- Exercise description -
Drop the pictures from the entries below, then reproduce the rest exactly.

:: Data to process ::

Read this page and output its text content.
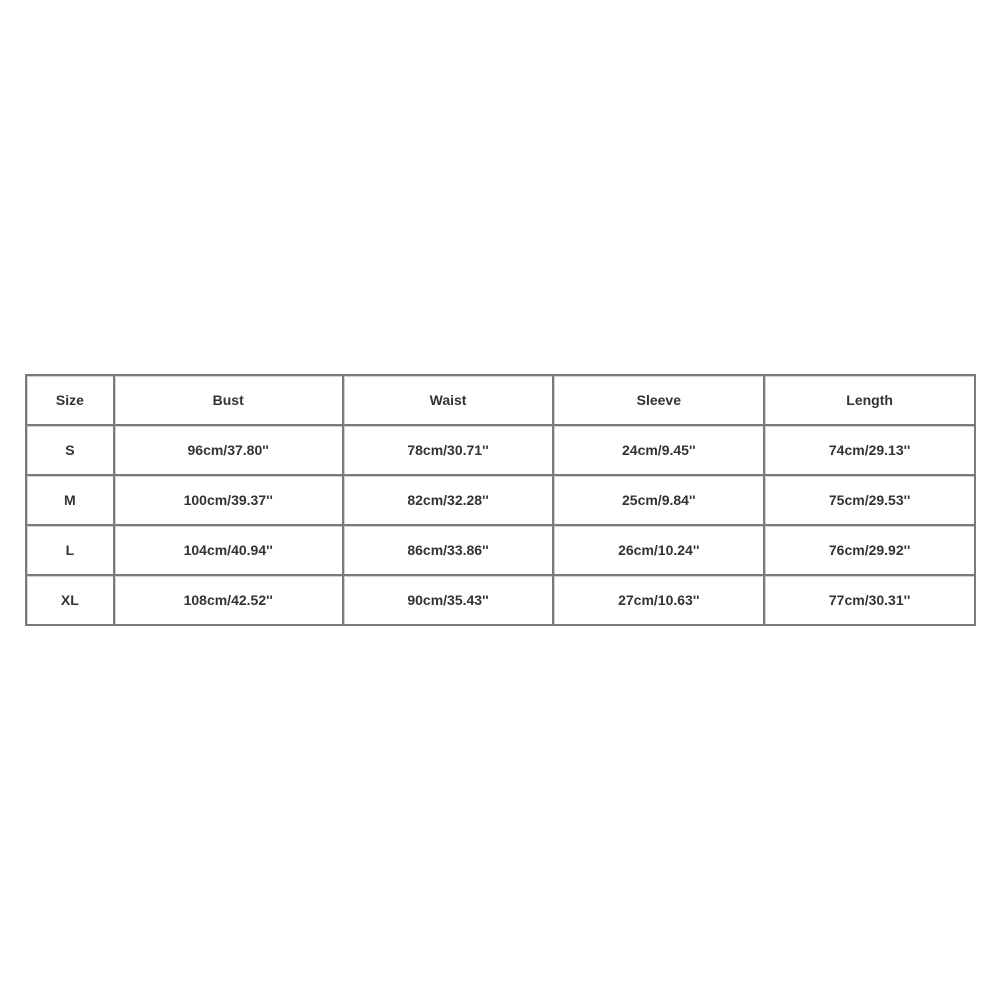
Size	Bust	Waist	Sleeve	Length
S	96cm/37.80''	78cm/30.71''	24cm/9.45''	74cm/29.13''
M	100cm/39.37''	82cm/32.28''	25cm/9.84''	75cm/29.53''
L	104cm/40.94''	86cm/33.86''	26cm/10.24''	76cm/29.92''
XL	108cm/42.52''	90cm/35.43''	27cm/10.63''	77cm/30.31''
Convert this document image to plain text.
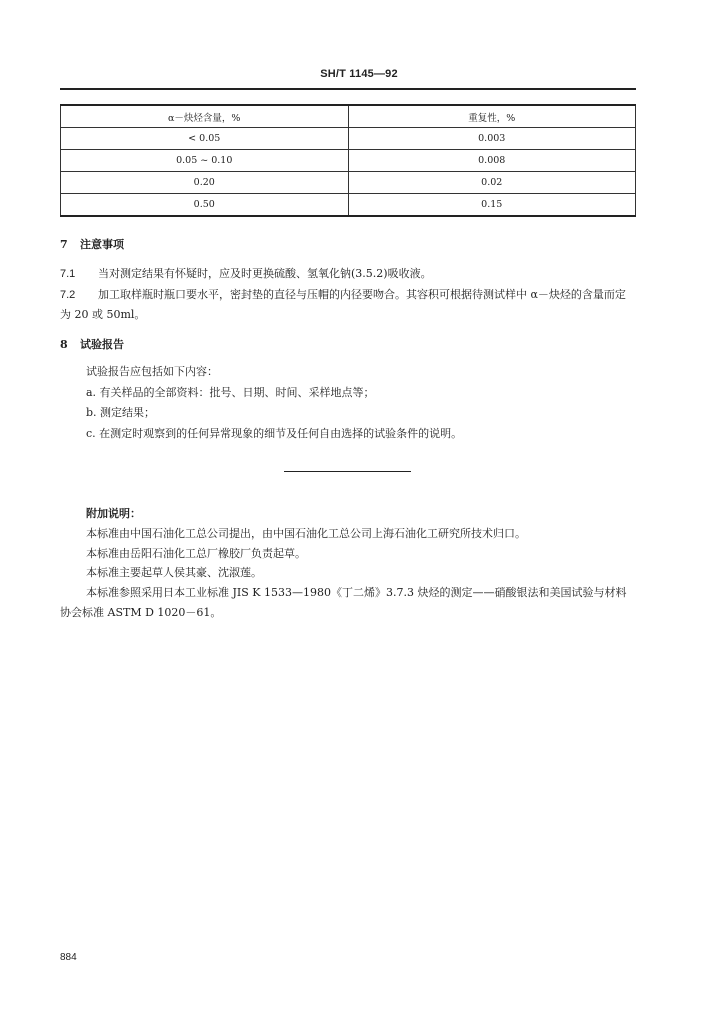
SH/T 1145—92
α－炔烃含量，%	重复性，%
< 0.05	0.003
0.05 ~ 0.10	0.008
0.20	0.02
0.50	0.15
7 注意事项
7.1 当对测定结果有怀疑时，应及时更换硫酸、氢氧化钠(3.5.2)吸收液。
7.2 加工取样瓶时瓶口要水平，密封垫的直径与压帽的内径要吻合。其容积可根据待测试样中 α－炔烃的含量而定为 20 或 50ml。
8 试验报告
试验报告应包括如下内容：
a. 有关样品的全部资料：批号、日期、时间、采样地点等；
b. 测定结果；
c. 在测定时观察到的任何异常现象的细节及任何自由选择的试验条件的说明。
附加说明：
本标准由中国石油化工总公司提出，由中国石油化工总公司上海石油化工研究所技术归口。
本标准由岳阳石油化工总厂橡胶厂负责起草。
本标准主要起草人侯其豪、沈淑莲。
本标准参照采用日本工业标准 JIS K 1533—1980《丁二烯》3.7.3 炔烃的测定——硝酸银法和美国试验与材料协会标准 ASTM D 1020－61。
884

:::

- Solution below -
Read this page and output its text content.
Size	Bust	Waist	Sleeve	Length
S	96cm/37.80''	78cm/30.71''	24cm/9.45''	74cm/29.13''
M	100cm/39.37''	82cm/32.28''	25cm/9.84''	75cm/29.53''
L	104cm/40.94''	86cm/33.86''	26cm/10.24''	76cm/29.92''
XL	108cm/42.52''	90cm/35.43''	27cm/10.63''	77cm/30.31''
Convert this document image to plain text.
SH/T 1145—92
α－炔烃含量，%	重复性，%
< 0.05	0.003
0.05 ~ 0.10	0.008
0.20	0.02
0.50	0.15
7 注意事项
7.1 当对测定结果有怀疑时，应及时更换硫酸、氢氧化钠(3.5.2)吸收液。
7.2 加工取样瓶时瓶口要水平，密封垫的直径与压帽的内径要吻合。其容积可根据待测试样中 α－炔烃的含量而定为 20 或 50ml。
8 试验报告
试验报告应包括如下内容：
a. 有关样品的全部资料：批号、日期、时间、采样地点等；
b. 测定结果；
c. 在测定时观察到的任何异常现象的细节及任何自由选择的试验条件的说明。
附加说明：
本标准由中国石油化工总公司提出，由中国石油化工总公司上海石油化工研究所技术归口。
本标准由岳阳石油化工总厂橡胶厂负责起草。
本标准主要起草人侯其豪、沈淑莲。
本标准参照采用日本工业标准 JIS K 1533—1980《丁二烯》3.7.3 炔烃的测定——硝酸银法和美国试验与材料协会标准 ASTM D 1020－61。
884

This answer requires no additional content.